## Source records
= Beginning of Section =

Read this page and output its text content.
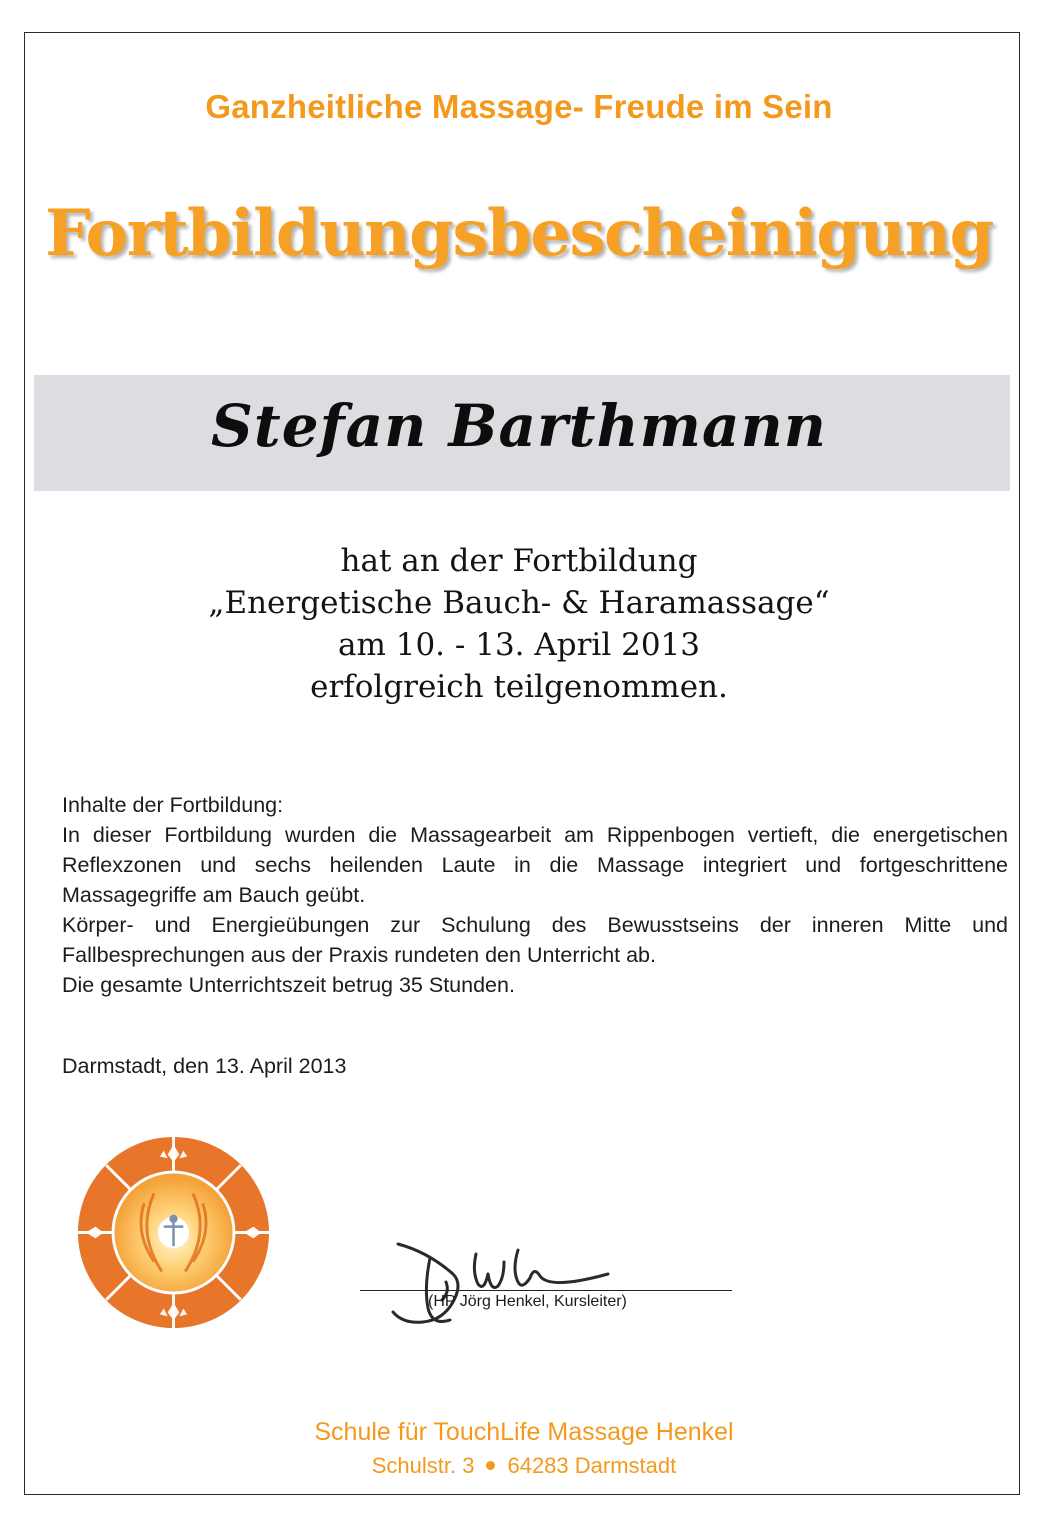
Ganzheitliche Massage- Freude im Sein
Fortbildungsbescheinigung
Stefan Barthmann
hat an der Fortbildung
„Energetische Bauch- & Haramassage“
am 10. - 13. April 2013
erfolgreich teilgenommen.

Inhalte der Fortbildung:

In dieser Fortbildung wurden die Massagearbeit am Rippenbogen vertieft, die energetischen Reflexzonen und sechs heilenden Laute in die Massage integriert und fortgeschrittene Massagegriffe am Bauch geübt.

Körper- und Energieübungen zur Schulung des Bewusstseins der inneren Mitte und Fallbesprechungen aus der Praxis rundeten den Unterricht ab.

Die gesamte Unterrichtszeit betrug 35 Stunden.

Darmstadt, den 13. April 2013
(HP Jörg Henkel, Kursleiter)
Schule für TouchLife Massage Henkel
Schulstr. 3 64283 Darmstadt
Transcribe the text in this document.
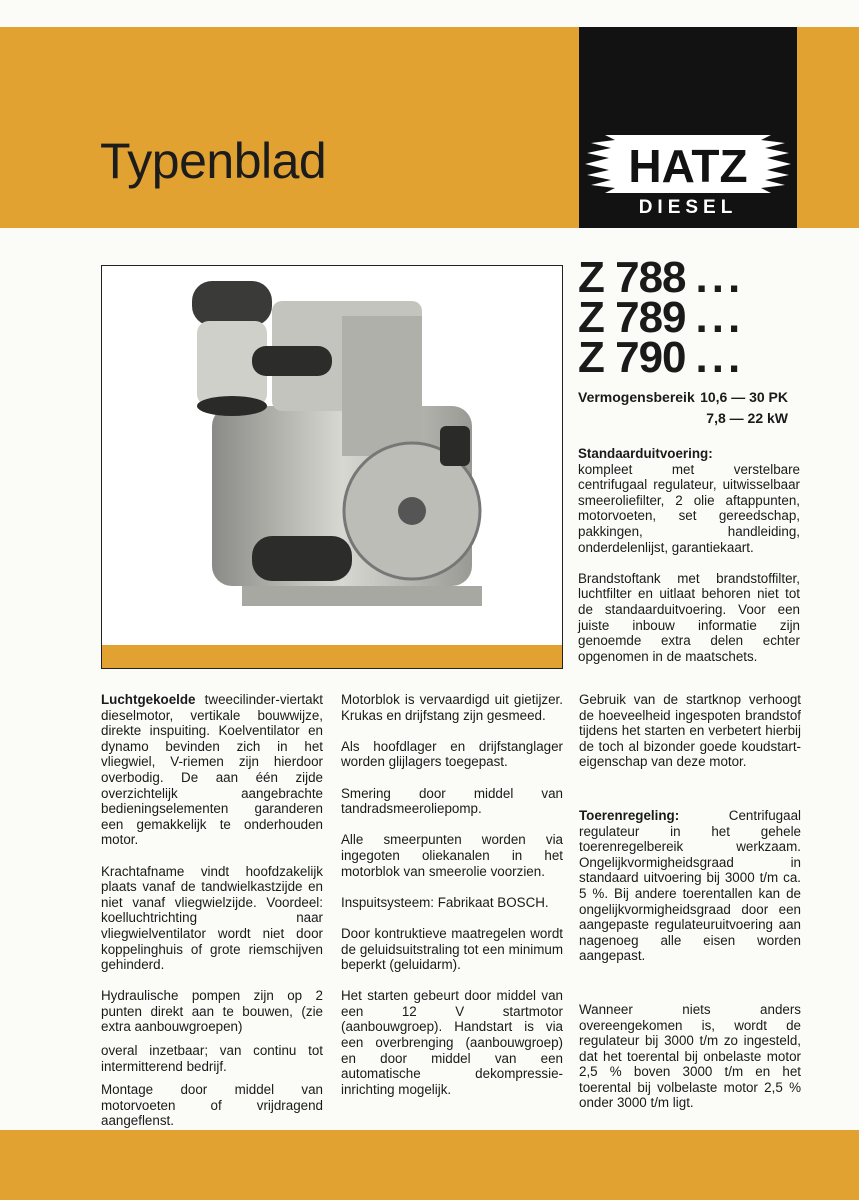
Typenblad	HATZ
DIESEL
Z 788 ...
Z 789 ...
Z 790 ...
Vermogensbereik 10,6 — 30 PK
7,8 — 22 kW

Standaarduitvoering:
kompleet met verstelbare centrifugaal regulateur, uitwisselbaar smeeroliefilter, 2 olie aftappunten, motorvoeten, set gereedschap, pakkingen, handleiding, onderdelenlijst, garantiekaart.

Brandstoftank met brandstoffilter, luchtfilter en uitlaat behoren niet tot de standaarduitvoering. Voor een juiste inbouw informatie zijn genoemde extra delen echter opgenomen in de maatschets.

Luchtgekoelde tweecilinder-viertakt dieselmotor, vertikale bouwwijze, direkte inspuiting. Koelventilator en dynamo bevinden zich in het vliegwiel, V-riemen zijn hierdoor overbodig. De aan één zijde overzichtelijk aangebrachte bedieningselementen garanderen een gemakkelijk te onderhouden motor.

Krachtafname vindt hoofdzakelijk plaats vanaf de tandwielkastzijde en niet vanaf vliegwielzijde. Voordeel: koelluchtrichting naar vliegwielventilator wordt niet door koppelinghuis of grote riemschijven gehinderd.

Hydraulische pompen zijn op 2 punten direkt aan te bouwen, (zie extra aanbouwgroepen)

overal inzetbaar; van continu tot intermitterend bedrijf.

Montage door middel van motorvoeten of vrijdragend aangeflenst.

Motorblok is vervaardigd uit gietijzer. Krukas en drijfstang zijn gesmeed.

Als hoofdlager en drijfstanglager worden glijlagers toegepast.

Smering door middel van tandradsmeeroliepomp.

Alle smeerpunten worden via ingegoten oliekanalen in het motorblok van smeerolie voorzien.

Inspuitsysteem: Fabrikaat BOSCH.

Door kontruktieve maatregelen wordt de geluidsuitstraling tot een minimum beperkt (geluidarm).

Het starten gebeurt door middel van een 12 V startmotor (aanbouwgroep). Handstart is via een overbrenging (aanbouwgroep) en door middel van een automatische dekompressie-inrichting mogelijk.

Gebruik van de startknop verhoogt de hoeveelheid ingespoten brandstof tijdens het starten en verbetert hierbij de toch al bizonder goede koudstart-eigenschap van deze motor.

Toerenregeling: Centrifugaal regulateur in het gehele toerenregelbereik werkzaam. Ongelijkvormigheidsgraad in standaard uitvoering bij 3000 t/m ca. 5 %. Bij andere toerentallen kan de ongelijkvormigheidsgraad door een aangepaste regulateuruitvoering aan nagenoeg alle eisen worden aangepast.

Wanneer niets anders overeengekomen is, wordt de regulateur bij 3000 t/m zo ingesteld, dat het toerental bij onbelaste motor 2,5 % boven 3000 t/m en het toerental bij volbelaste motor 2,5 % onder 3000 t/m ligt.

= End of Section =

## AIM OF THE TASK
Print all of the data exactly, and do not carry over any pictures.

## EXERCISE RESPONSE
Read this page and output its text content.
Ganzheitliche Massage- Freude im Sein
Fortbildungsbescheinigung
Stefan Barthmann
hat an der Fortbildung
„Energetische Bauch- & Haramassage“
am 10. - 13. April 2013
erfolgreich teilgenommen.

Inhalte der Fortbildung:

In dieser Fortbildung wurden die Massagearbeit am Rippenbogen vertieft, die energetischen Reflexzonen und sechs heilenden Laute in die Massage integriert und fortgeschrittene Massagegriffe am Bauch geübt.

Körper- und Energieübungen zur Schulung des Bewusstseins der inneren Mitte und Fallbesprechungen aus der Praxis rundeten den Unterricht ab.

Die gesamte Unterrichtszeit betrug 35 Stunden.

Darmstadt, den 13. April 2013
(HP Jörg Henkel, Kursleiter)
Schule für TouchLife Massage Henkel
Schulstr. 3 64283 Darmstadt
Transcribe the text in this document.
Typenblad	HATZ
DIESEL
Z 788 ...
Z 789 ...
Z 790 ...
Vermogensbereik 10,6 — 30 PK
7,8 — 22 kW

Standaarduitvoering:
kompleet met verstelbare centrifugaal regulateur, uitwisselbaar smeeroliefilter, 2 olie aftappunten, motorvoeten, set gereedschap, pakkingen, handleiding, onderdelenlijst, garantiekaart.

Brandstoftank met brandstoffilter, luchtfilter en uitlaat behoren niet tot de standaarduitvoering. Voor een juiste inbouw informatie zijn genoemde extra delen echter opgenomen in de maatschets.

Luchtgekoelde tweecilinder-viertakt dieselmotor, vertikale bouwwijze, direkte inspuiting. Koelventilator en dynamo bevinden zich in het vliegwiel, V-riemen zijn hierdoor overbodig. De aan één zijde overzichtelijk aangebrachte bedieningselementen garanderen een gemakkelijk te onderhouden motor.

Krachtafname vindt hoofdzakelijk plaats vanaf de tandwielkastzijde en niet vanaf vliegwielzijde. Voordeel: koelluchtrichting naar vliegwielventilator wordt niet door koppelinghuis of grote riemschijven gehinderd.

Hydraulische pompen zijn op 2 punten direkt aan te bouwen, (zie extra aanbouwgroepen)

overal inzetbaar; van continu tot intermitterend bedrijf.

Montage door middel van motorvoeten of vrijdragend aangeflenst.

Motorblok is vervaardigd uit gietijzer. Krukas en drijfstang zijn gesmeed.

Als hoofdlager en drijfstanglager worden glijlagers toegepast.

Smering door middel van tandradsmeeroliepomp.

Alle smeerpunten worden via ingegoten oliekanalen in het motorblok van smeerolie voorzien.

Inspuitsysteem: Fabrikaat BOSCH.

Door kontruktieve maatregelen wordt de geluidsuitstraling tot een minimum beperkt (geluidarm).

Het starten gebeurt door middel van een 12 V startmotor (aanbouwgroep). Handstart is via een overbrenging (aanbouwgroep) en door middel van een automatische dekompressie-inrichting mogelijk.

Gebruik van de startknop verhoogt de hoeveelheid ingespoten brandstof tijdens het starten en verbetert hierbij de toch al bizonder goede koudstart-eigenschap van deze motor.

Toerenregeling: Centrifugaal regulateur in het gehele toerenregelbereik werkzaam. Ongelijkvormigheidsgraad in standaard uitvoering bij 3000 t/m ca. 5 %. Bij andere toerentallen kan de ongelijkvormigheidsgraad door een aangepaste regulateuruitvoering aan nagenoeg alle eisen worden aangepast.

Wanneer niets anders overeengekomen is, wordt de regulateur bij 3000 t/m zo ingesteld, dat het toerental bij onbelaste motor 2,5 % boven 3000 t/m en het toerental bij volbelaste motor 2,5 % onder 3000 t/m ligt.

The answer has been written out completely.